**WHAT YOU WILL DO**
Can you write out all the lines word for word, with no pictures?

**SUPPLIED MATERIAL**
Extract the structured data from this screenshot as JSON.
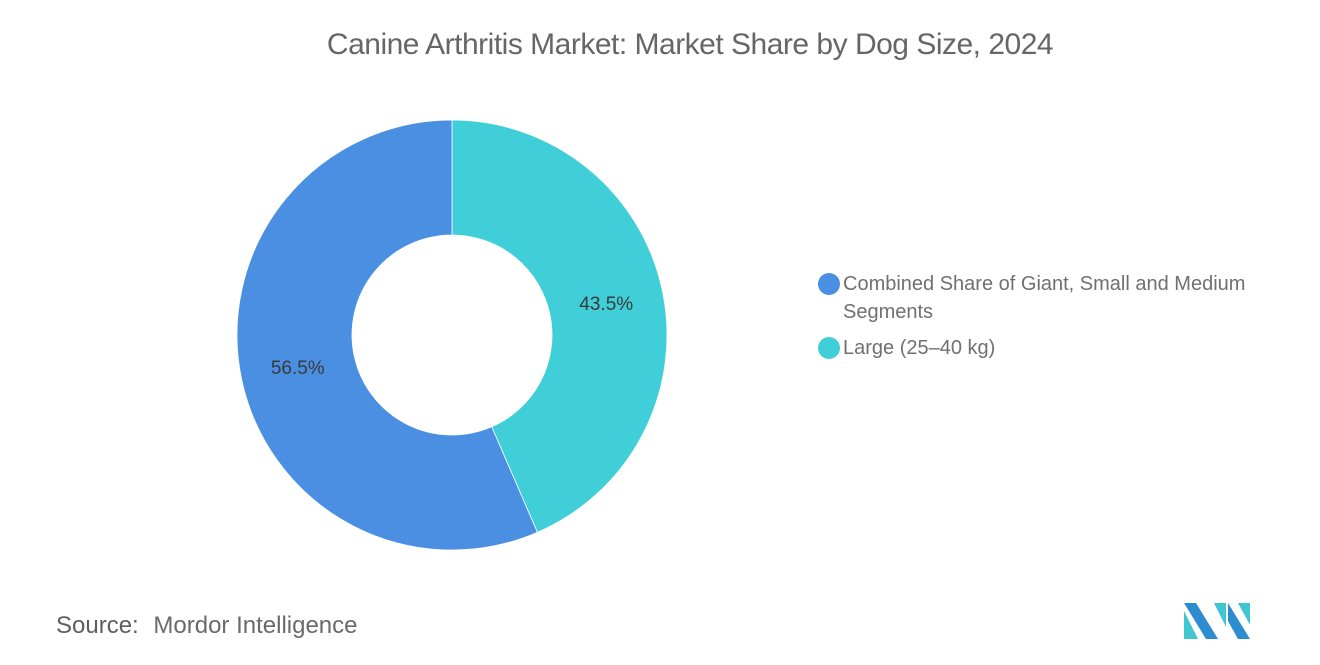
{
  "header": {
    "title": "Canine Arthritis Market: Market Share by Dog Size, 2024"
  },
  "chart_data": {
    "type": "pie",
    "subtype": "donut",
    "title": "Canine Arthritis Market: Market Share by Dog Size, 2024",
    "categories": [
      "Combined Share of Giant, Small and Medium Segments",
      "Large (25–40 kg)"
    ],
    "values": [
      56.5,
      43.5
    ],
    "labels": [
      "56.5%",
      "43.5%"
    ],
    "colors": [
      "#4A8FE2",
      "#40CED8"
    ],
    "legend_position": "right",
    "start_angle_deg": 0,
    "direction": "counterclockwise-from-top for first slice"
  },
  "slices": [
    {
      "label": "56.5%",
      "color": "#4A8FE2"
    },
    {
      "label": "43.5%",
      "color": "#40CED8"
    }
  ],
  "legend": {
    "items": [
      {
        "label": "Combined Share of Giant, Small and Medium Segments",
        "color": "#4A8FE2"
      },
      {
        "label": "Large (25–40 kg)",
        "color": "#40CED8"
      }
    ]
  },
  "footer": {
    "source_key": "Source:",
    "source_value": "Mordor Intelligence"
  },
  "logo": {
    "colors": [
      "#2D8BD0",
      "#3FC6D0"
    ]
  }
}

**OUTPUT BELOW**
Extract the structured data from this screenshot as JSON.
{
  "header": {
    "title": "Canine Arthritis Market: Market Share by Dog Size, 2024"
  },
  "chart_data": {
    "type": "pie",
    "subtype": "donut",
    "title": "Canine Arthritis Market: Market Share by Dog Size, 2024",
    "categories": [
      "Combined Share of Giant, Small and Medium Segments",
      "Large (25–40 kg)"
    ],
    "values": [
      56.5,
      43.5
    ],
    "labels": [
      "56.5%",
      "43.5%"
    ],
    "colors": [
      "#4A8FE2",
      "#40CED8"
    ],
    "legend_position": "right",
    "start_angle_deg": 0,
    "direction": "counterclockwise-from-top for first slice"
  },
  "slices": [
    {
      "label": "56.5%",
      "color": "#4A8FE2"
    },
    {
      "label": "43.5%",
      "color": "#40CED8"
    }
  ],
  "legend": {
    "items": [
      {
        "label": "Combined Share of Giant, Small and Medium Segments",
        "color": "#4A8FE2"
      },
      {
        "label": "Large (25–40 kg)",
        "color": "#40CED8"
      }
    ]
  },
  "footer": {
    "source_key": "Source:",
    "source_value": "Mordor Intelligence"
  },
  "logo": {
    "colors": [
      "#2D8BD0",
      "#3FC6D0"
    ]
  }
}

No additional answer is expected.